- Objective -
Please rewrite the records below as a JSON list of strings, with one string for each line and blank lines omitted. Leave the pictures out of the answer.

- Information shown -
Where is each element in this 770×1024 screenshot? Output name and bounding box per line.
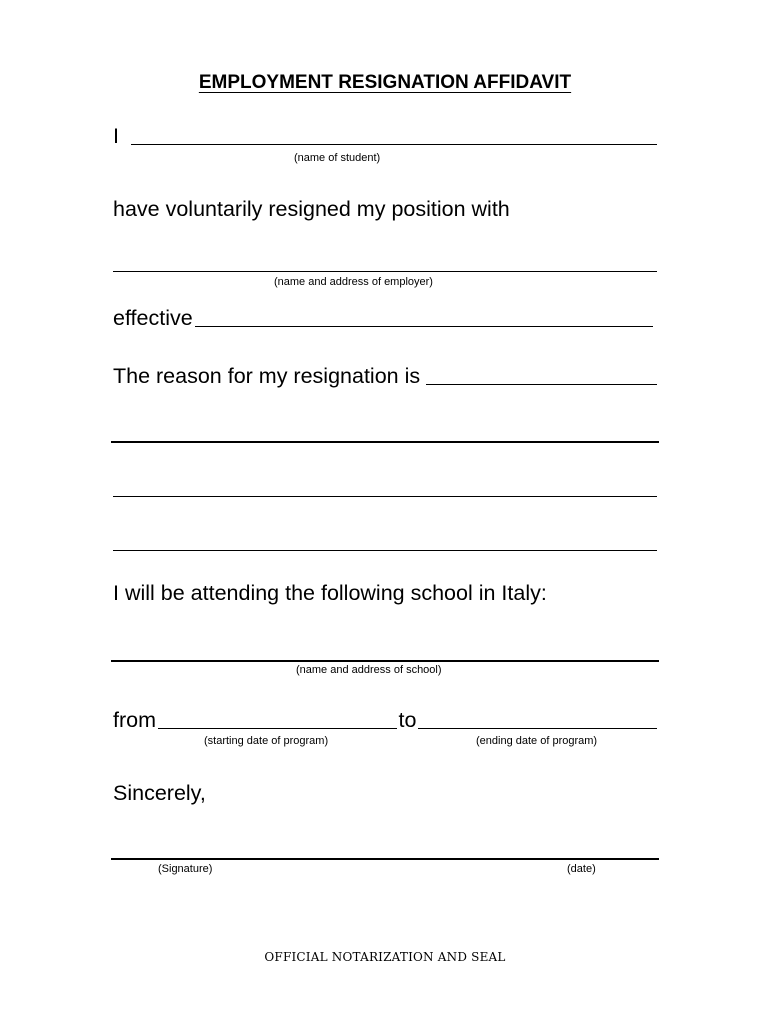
employer-caption: (name and address of employer) [274, 276, 433, 288]
reason-line-1[interactable] [426, 384, 657, 385]
effective-row [113, 308, 653, 330]
school-line[interactable] [111, 660, 659, 662]
notarization-footer: OFFICIAL NOTARIZATION AND SEAL [264, 950, 506, 964]
student-name-row [113, 126, 657, 148]
student-name-prefix: I [113, 124, 119, 148]
resigned-statement: have voluntarily resigned my position with [113, 197, 510, 221]
end-date-caption: (ending date of program) [476, 735, 598, 747]
date-caption: (date) [567, 863, 596, 875]
reason-line-3[interactable] [113, 496, 657, 497]
program-dates-row [113, 710, 657, 732]
start-date-caption: (starting date of program) [204, 735, 329, 747]
employer-line[interactable] [113, 271, 657, 272]
to-label: to [398, 708, 417, 732]
reason-line-2[interactable] [111, 441, 659, 443]
effective-date-line[interactable] [195, 326, 653, 327]
effective-label: effective [113, 306, 193, 330]
student-name-caption: (name of student) [294, 152, 381, 164]
school-statement: I will be attending the following school in Italy: [113, 581, 547, 605]
reason-row [113, 366, 657, 388]
from-label: from [113, 708, 156, 732]
school-caption: (name and address of school) [296, 664, 442, 676]
reason-label: The reason for my resignation is [113, 364, 421, 388]
end-date-line[interactable] [418, 728, 657, 729]
closing-salutation: Sincerely, [113, 781, 206, 805]
student-name-line[interactable] [131, 144, 657, 145]
signature-caption: (Signature) [158, 863, 213, 875]
document-title: EMPLOYMENT RESIGNATION AFFIDAVIT [198, 72, 572, 93]
start-date-line[interactable] [158, 728, 397, 729]
reason-line-4[interactable] [113, 550, 657, 551]
signature-line[interactable] [111, 858, 659, 860]
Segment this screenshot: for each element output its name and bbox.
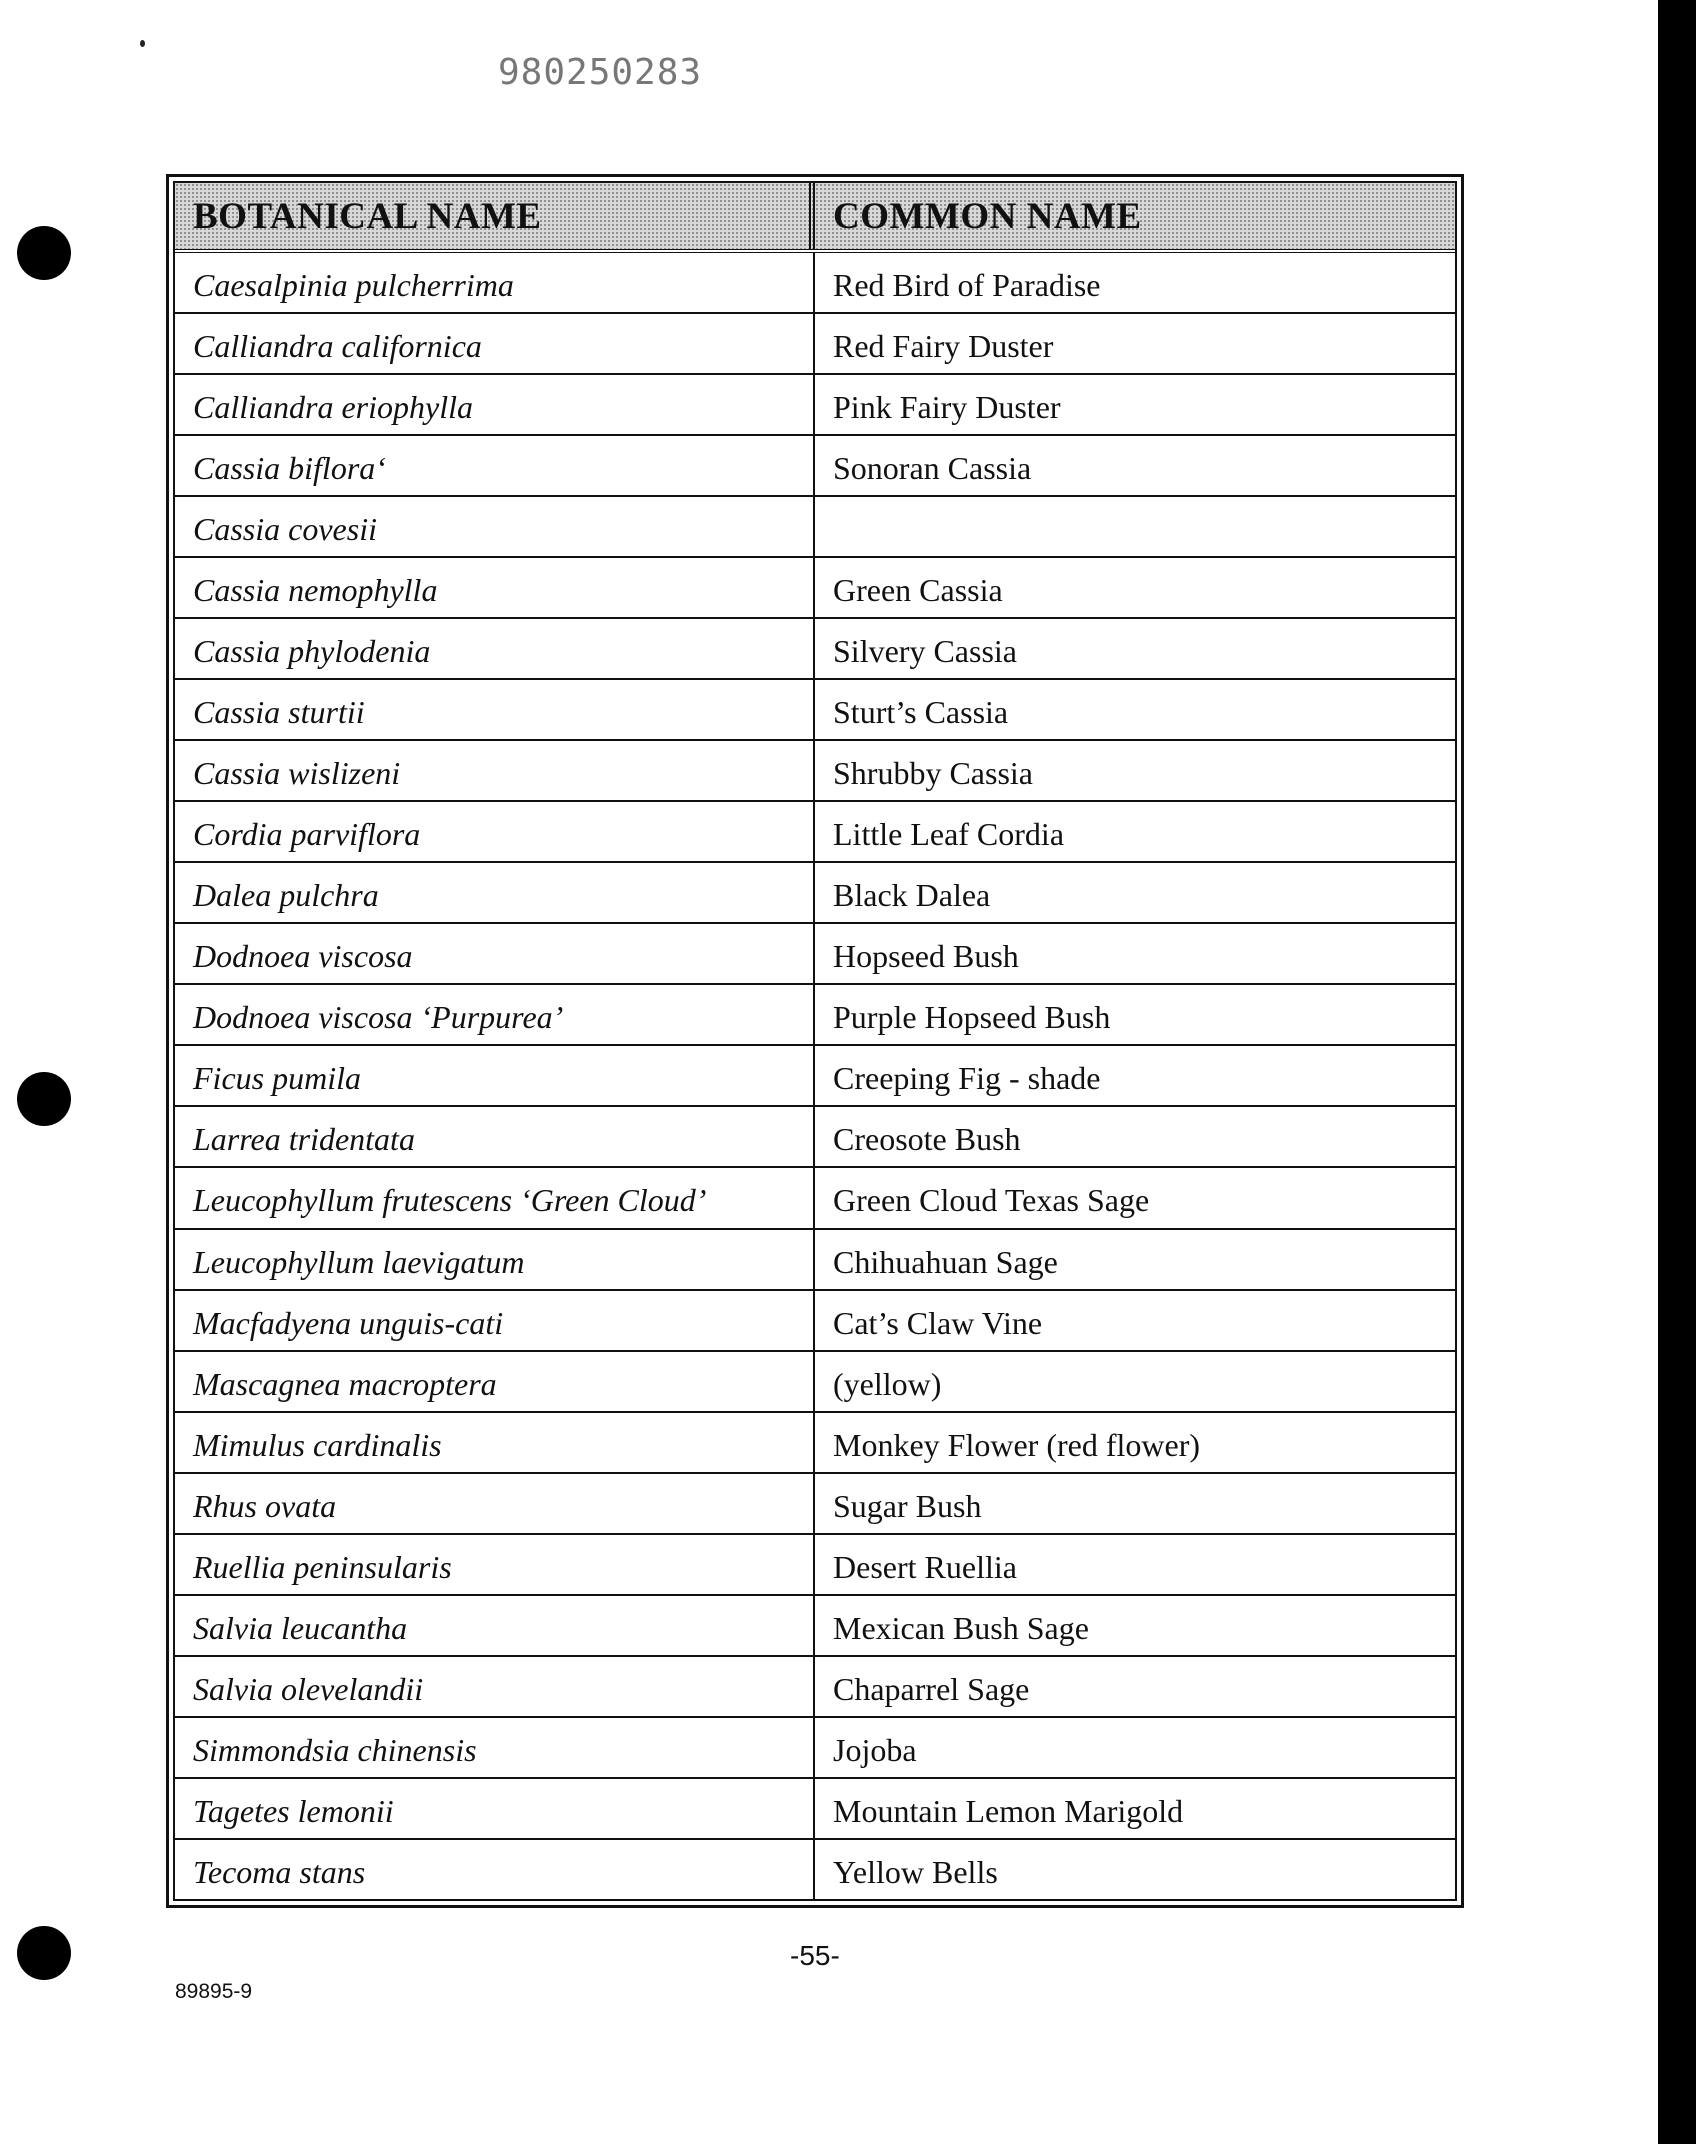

- Finished exercise -
[
  "Where is each element in this 770×1024 screenshot? Output name and bounding box per line.",
  "employer-caption: (name and address of employer) [274, 276, 433, 288]",
  "reason-line-1[interactable] [426, 384, 657, 385]",
  "effective-row [113, 308, 653, 330]",
  "school-line[interactable] [111, 660, 659, 662]",
  "notarization-footer: OFFICIAL NOTARIZATION AND SEAL [264, 950, 506, 964]",
  "student-name-row [113, 126, 657, 148]",
  "student-name-prefix: I [113, 124, 119, 148]",
  "resigned-statement: have voluntarily resigned my position with [113, 197, 510, 221]",
  "end-date-caption: (ending date of program) [476, 735, 598, 747]",
  "date-caption: (date) [567, 863, 596, 875]",
  "reason-line-3[interactable] [113, 496, 657, 497]",
  "program-dates-row [113, 710, 657, 732]",
  "start-date-caption: (starting date of program) [204, 735, 329, 747]",
  "employer-line[interactable] [113, 271, 657, 272]",
  "to-label: to [398, 708, 417, 732]",
  "reason-line-2[interactable] [111, 441, 659, 443]",
  "effective-date-line[interactable] [195, 326, 653, 327]",
  "effective-label: effective [113, 306, 193, 330]",
  "student-name-caption: (name of student) [294, 152, 381, 164]",
  "school-statement: I will be attending the following school in Italy: [113, 581, 547, 605]",
  "reason-row [113, 366, 657, 388]",
  "from-label: from [113, 708, 156, 732]",
  "school-caption: (name and address of school) [296, 664, 442, 676]",
  "reason-label: The reason for my resignation is [113, 364, 421, 388]",
  "end-date-line[interactable] [418, 728, 657, 729]",
  "closing-salutation: Sincerely, [113, 781, 206, 805]",
  "student-name-line[interactable] [131, 144, 657, 145]",
  "signature-caption: (Signature) [158, 863, 213, 875]",
  "document-title: EMPLOYMENT RESIGNATION AFFIDAVIT [198, 72, 572, 93]",
  "start-date-line[interactable] [158, 728, 397, 729]",
  "reason-line-4[interactable] [113, 550, 657, 551]",
  "signature-line[interactable] [111, 858, 659, 860]",
  "Segment this screenshot: for each element output its name and bbox."
]